___ DATASET ENTRIES
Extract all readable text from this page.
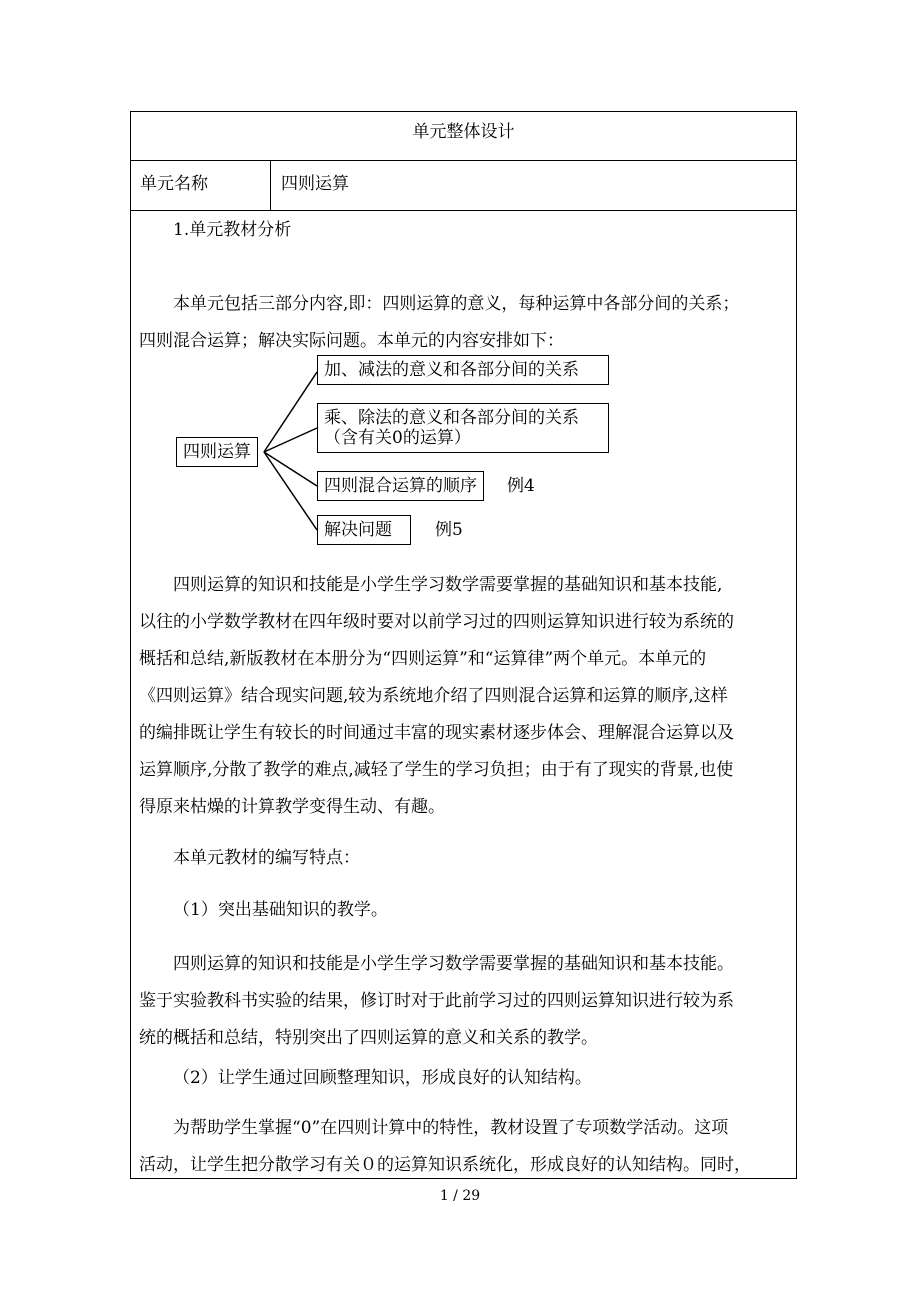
单元整体设计
单元名称	四则运算
1.单元教材分析
本单元包括三部分内容,即：四则运算的意义，每种运算中各部分间的关系；
四则混合运算；解决实际问题。本单元的内容安排如下：
四则运算
加、减法的意义和各部分间的关系
乘、除法的意义和各部分间的关系
（含有关0的运算）
四则混合运算的顺序	例4
解决问题	例5
四则运算的知识和技能是小学生学习数学需要掌握的基础知识和基本技能,
以往的小学数学教材在四年级时要对以前学习过的四则运算知识进行较为系统的
概括和总结,新版教材在本册分为“四则运算”和“运算律”两个单元。本单元的
《四则运算》结合现实问题,较为系统地介绍了四则混合运算和运算的顺序,这样
的编排既让学生有较长的时间通过丰富的现实素材逐步体会、理解混合运算以及
运算顺序,分散了教学的难点,减轻了学生的学习负担；由于有了现实的背景,也使
得原来枯燥的计算教学变得生动、有趣。
本单元教材的编写特点：
（1）突出基础知识的教学。
四则运算的知识和技能是小学生学习数学需要掌握的基础知识和基本技能。
鉴于实验教科书实验的结果，修订时对于此前学习过的四则运算知识进行较为系
统的概括和总结，特别突出了四则运算的意义和关系的教学。
（2）让学生通过回顾整理知识，形成良好的认知结构。
为帮助学生掌握“0”在四则计算中的特性，教材设置了专项数学活动。这项
活动，让学生把分散学习有关０的运算知识系统化，形成良好的认知结构。同时，
1 / 29
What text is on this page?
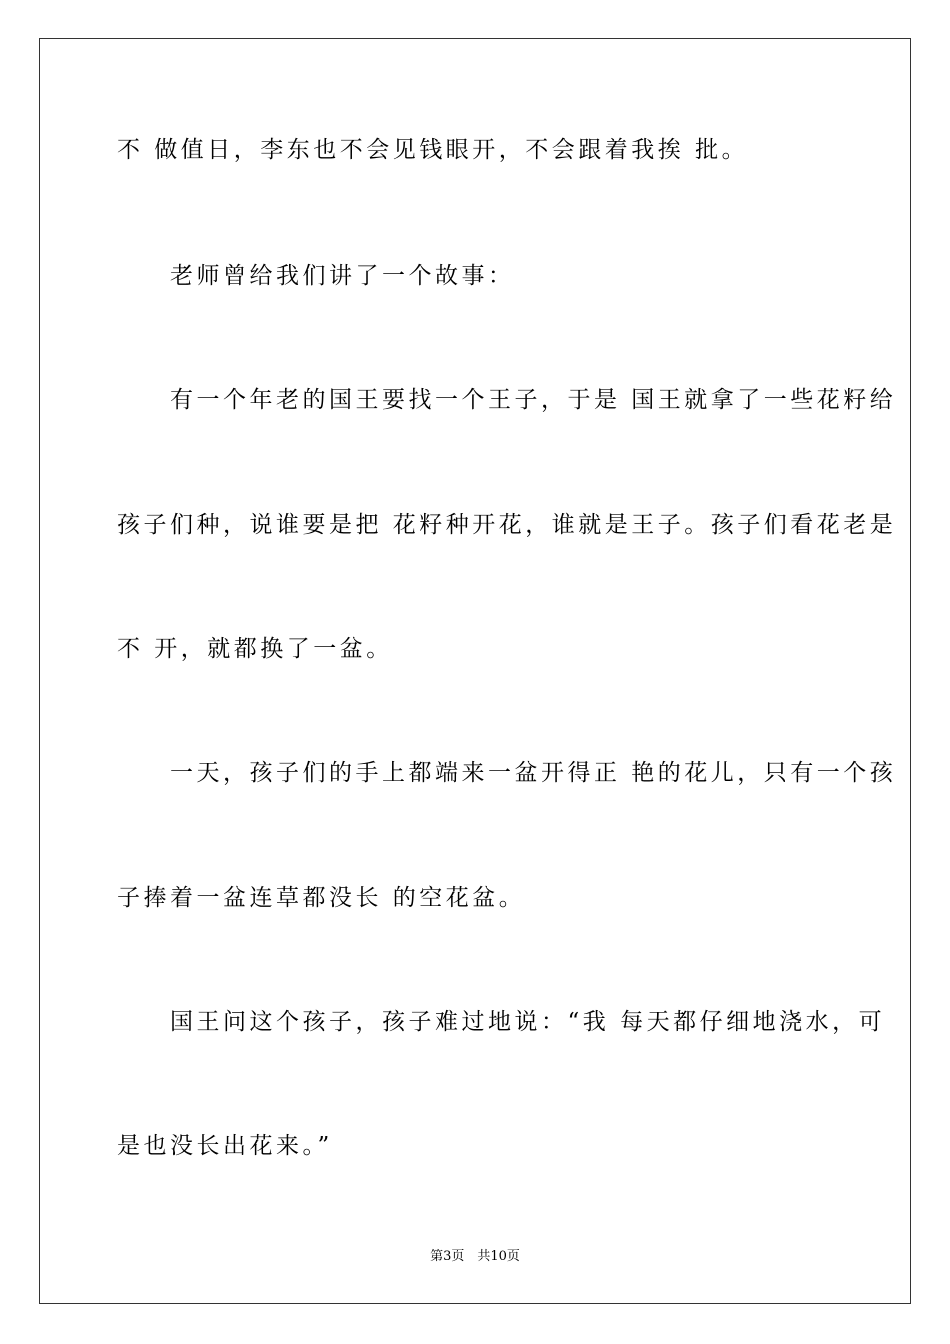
不 做值日，李东也不会见钱眼开，不会跟着我挨 批。
　　老师曾给我们讲了一个故事：
　　有一个年老的国王要找一个王子，于是 国王就拿了一些花籽给
孩子们种，说谁要是把 花籽种开花，谁就是王子。孩子们看花老是
不 开，就都换了一盆。
　　一天，孩子们的手上都端来一盆开得正 艳的花儿，只有一个孩
子捧着一盆连草都没长 的空花盆。
　　国王问这个孩子，孩子难过地说：“我 每天都仔细地浇水，可
是也没长出花来。”
第3页　共10页
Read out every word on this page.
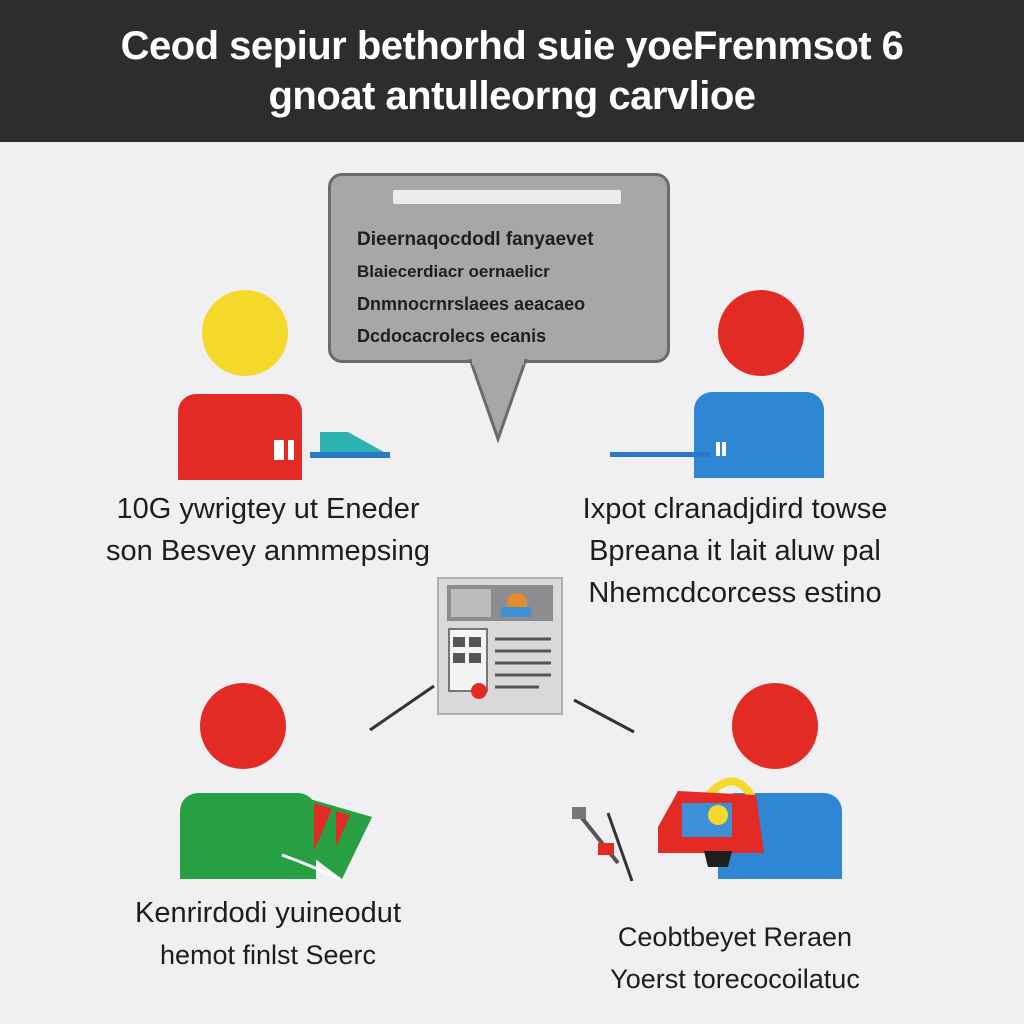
Ceod sepiur bethorhd suie yoeFrenmsot 6
gnoat antulleorng carvlioe
Dieernaqocdodl fanyaevet
Blaiecerdiacr oernaelicr
Dnmnocrnrslaees aeacaeo
Dcdocacrolecs ecanis
10G ywrigtey ut Eneder
son Besvey anmmepsing
Ixpot clranadjdird towse
Bpreana it lait aluw pal
Nhemcdcorcess estino
Kenrirdodi yuineodut
hemot finlst Seerc
Ceobtbeyet Reraen
Yoerst torecocoilatuc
______
WHAT IS NEEDED:
Every record above should be written out again exactly; the pictures stay out of the copy.

EXERCISE RESPONSE:
Extract all readable text from this page.
单元整体设计
单元名称	四则运算
1.单元教材分析
本单元包括三部分内容,即：四则运算的意义，每种运算中各部分间的关系；
四则混合运算；解决实际问题。本单元的内容安排如下：
四则运算
加、减法的意义和各部分间的关系
乘、除法的意义和各部分间的关系
（含有关0的运算）
四则混合运算的顺序	例4
解决问题	例5
四则运算的知识和技能是小学生学习数学需要掌握的基础知识和基本技能,
以往的小学数学教材在四年级时要对以前学习过的四则运算知识进行较为系统的
概括和总结,新版教材在本册分为“四则运算”和“运算律”两个单元。本单元的
《四则运算》结合现实问题,较为系统地介绍了四则混合运算和运算的顺序,这样
的编排既让学生有较长的时间通过丰富的现实素材逐步体会、理解混合运算以及
运算顺序,分散了教学的难点,减轻了学生的学习负担；由于有了现实的背景,也使
得原来枯燥的计算教学变得生动、有趣。
本单元教材的编写特点：
（1）突出基础知识的教学。
四则运算的知识和技能是小学生学习数学需要掌握的基础知识和基本技能。
鉴于实验教科书实验的结果，修订时对于此前学习过的四则运算知识进行较为系
统的概括和总结，特别突出了四则运算的意义和关系的教学。
（2）让学生通过回顾整理知识，形成良好的认知结构。
为帮助学生掌握“0”在四则计算中的特性，教材设置了专项数学活动。这项
活动，让学生把分散学习有关０的运算知识系统化，形成良好的认知结构。同时，
1 / 29
What text is on this page?
不 做值日，李东也不会见钱眼开，不会跟着我挨 批。
　　老师曾给我们讲了一个故事：
　　有一个年老的国王要找一个王子，于是 国王就拿了一些花籽给
孩子们种，说谁要是把 花籽种开花，谁就是王子。孩子们看花老是
不 开，就都换了一盆。
　　一天，孩子们的手上都端来一盆开得正 艳的花儿，只有一个孩
子捧着一盆连草都没长 的空花盆。
　　国王问这个孩子，孩子难过地说：“我 每天都仔细地浇水，可
是也没长出花来。”
第3页　共10页
Read out every word on this page.
Ceod sepiur bethorhd suie yoeFrenmsot 6
gnoat antulleorng carvlioe
Dieernaqocdodl fanyaevet
Blaiecerdiacr oernaelicr
Dnmnocrnrslaees aeacaeo
Dcdocacrolecs ecanis
10G ywrigtey ut Eneder
son Besvey anmmepsing
Ixpot clranadjdird towse
Bpreana it lait aluw pal
Nhemcdcorcess estino
Kenrirdodi yuineodut
hemot finlst Seerc
Ceobtbeyet Reraen
Yoerst torecocoilatuc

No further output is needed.